» **Exercise**: Print out the entries below with no edits.

-- start Given information --

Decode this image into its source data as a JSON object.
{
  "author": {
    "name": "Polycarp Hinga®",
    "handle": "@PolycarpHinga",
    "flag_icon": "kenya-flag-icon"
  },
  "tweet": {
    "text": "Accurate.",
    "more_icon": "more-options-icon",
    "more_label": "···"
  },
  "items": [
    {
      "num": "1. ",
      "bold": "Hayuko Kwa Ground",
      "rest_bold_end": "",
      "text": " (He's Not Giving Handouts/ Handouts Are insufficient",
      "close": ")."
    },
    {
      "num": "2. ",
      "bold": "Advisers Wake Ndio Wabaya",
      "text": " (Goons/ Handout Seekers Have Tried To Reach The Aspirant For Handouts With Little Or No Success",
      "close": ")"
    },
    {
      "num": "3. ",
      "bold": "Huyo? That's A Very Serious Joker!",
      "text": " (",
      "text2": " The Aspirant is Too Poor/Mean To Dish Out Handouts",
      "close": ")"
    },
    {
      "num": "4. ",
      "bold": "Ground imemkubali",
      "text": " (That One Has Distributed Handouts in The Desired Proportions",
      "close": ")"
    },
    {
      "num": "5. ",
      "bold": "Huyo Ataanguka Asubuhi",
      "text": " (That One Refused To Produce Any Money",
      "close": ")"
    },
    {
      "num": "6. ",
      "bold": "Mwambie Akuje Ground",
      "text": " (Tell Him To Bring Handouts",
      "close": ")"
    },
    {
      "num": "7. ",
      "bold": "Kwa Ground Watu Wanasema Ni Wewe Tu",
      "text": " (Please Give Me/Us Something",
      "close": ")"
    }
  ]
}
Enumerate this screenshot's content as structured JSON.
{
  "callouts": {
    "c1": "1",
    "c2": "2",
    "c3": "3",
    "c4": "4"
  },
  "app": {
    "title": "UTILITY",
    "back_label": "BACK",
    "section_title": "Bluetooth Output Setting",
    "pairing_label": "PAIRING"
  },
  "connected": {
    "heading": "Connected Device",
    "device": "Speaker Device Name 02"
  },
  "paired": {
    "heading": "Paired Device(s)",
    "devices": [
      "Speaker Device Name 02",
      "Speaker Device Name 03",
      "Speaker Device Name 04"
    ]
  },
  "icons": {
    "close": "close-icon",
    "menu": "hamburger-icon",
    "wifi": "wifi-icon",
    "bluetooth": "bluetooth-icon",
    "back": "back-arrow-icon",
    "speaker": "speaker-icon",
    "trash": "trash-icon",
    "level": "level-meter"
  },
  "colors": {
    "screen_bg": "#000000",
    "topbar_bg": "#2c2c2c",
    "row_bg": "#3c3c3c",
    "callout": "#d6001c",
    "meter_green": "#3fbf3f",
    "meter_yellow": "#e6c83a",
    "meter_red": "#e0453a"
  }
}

-- end Given information --

» **Solved problem**:
Decode this image into its source data as a JSON object.
{
  "author": {
    "name": "Polycarp Hinga®",
    "handle": "@PolycarpHinga",
    "flag_icon": "kenya-flag-icon"
  },
  "tweet": {
    "text": "Accurate.",
    "more_icon": "more-options-icon",
    "more_label": "···"
  },
  "items": [
    {
      "num": "1. ",
      "bold": "Hayuko Kwa Ground",
      "rest_bold_end": "",
      "text": " (He's Not Giving Handouts/ Handouts Are insufficient",
      "close": ")."
    },
    {
      "num": "2. ",
      "bold": "Advisers Wake Ndio Wabaya",
      "text": " (Goons/ Handout Seekers Have Tried To Reach The Aspirant For Handouts With Little Or No Success",
      "close": ")"
    },
    {
      "num": "3. ",
      "bold": "Huyo? That's A Very Serious Joker!",
      "text": " (",
      "text2": " The Aspirant is Too Poor/Mean To Dish Out Handouts",
      "close": ")"
    },
    {
      "num": "4. ",
      "bold": "Ground imemkubali",
      "text": " (That One Has Distributed Handouts in The Desired Proportions",
      "close": ")"
    },
    {
      "num": "5. ",
      "bold": "Huyo Ataanguka Asubuhi",
      "text": " (That One Refused To Produce Any Money",
      "close": ")"
    },
    {
      "num": "6. ",
      "bold": "Mwambie Akuje Ground",
      "text": " (Tell Him To Bring Handouts",
      "close": ")"
    },
    {
      "num": "7. ",
      "bold": "Kwa Ground Watu Wanasema Ni Wewe Tu",
      "text": " (Please Give Me/Us Something",
      "close": ")"
    }
  ]
}
Enumerate this screenshot's content as structured JSON.
{
  "callouts": {
    "c1": "1",
    "c2": "2",
    "c3": "3",
    "c4": "4"
  },
  "app": {
    "title": "UTILITY",
    "back_label": "BACK",
    "section_title": "Bluetooth Output Setting",
    "pairing_label": "PAIRING"
  },
  "connected": {
    "heading": "Connected Device",
    "device": "Speaker Device Name 02"
  },
  "paired": {
    "heading": "Paired Device(s)",
    "devices": [
      "Speaker Device Name 02",
      "Speaker Device Name 03",
      "Speaker Device Name 04"
    ]
  },
  "icons": {
    "close": "close-icon",
    "menu": "hamburger-icon",
    "wifi": "wifi-icon",
    "bluetooth": "bluetooth-icon",
    "back": "back-arrow-icon",
    "speaker": "speaker-icon",
    "trash": "trash-icon",
    "level": "level-meter"
  },
  "colors": {
    "screen_bg": "#000000",
    "topbar_bg": "#2c2c2c",
    "row_bg": "#3c3c3c",
    "callout": "#d6001c",
    "meter_green": "#3fbf3f",
    "meter_yellow": "#e6c83a",
    "meter_red": "#e0453a"
  }
}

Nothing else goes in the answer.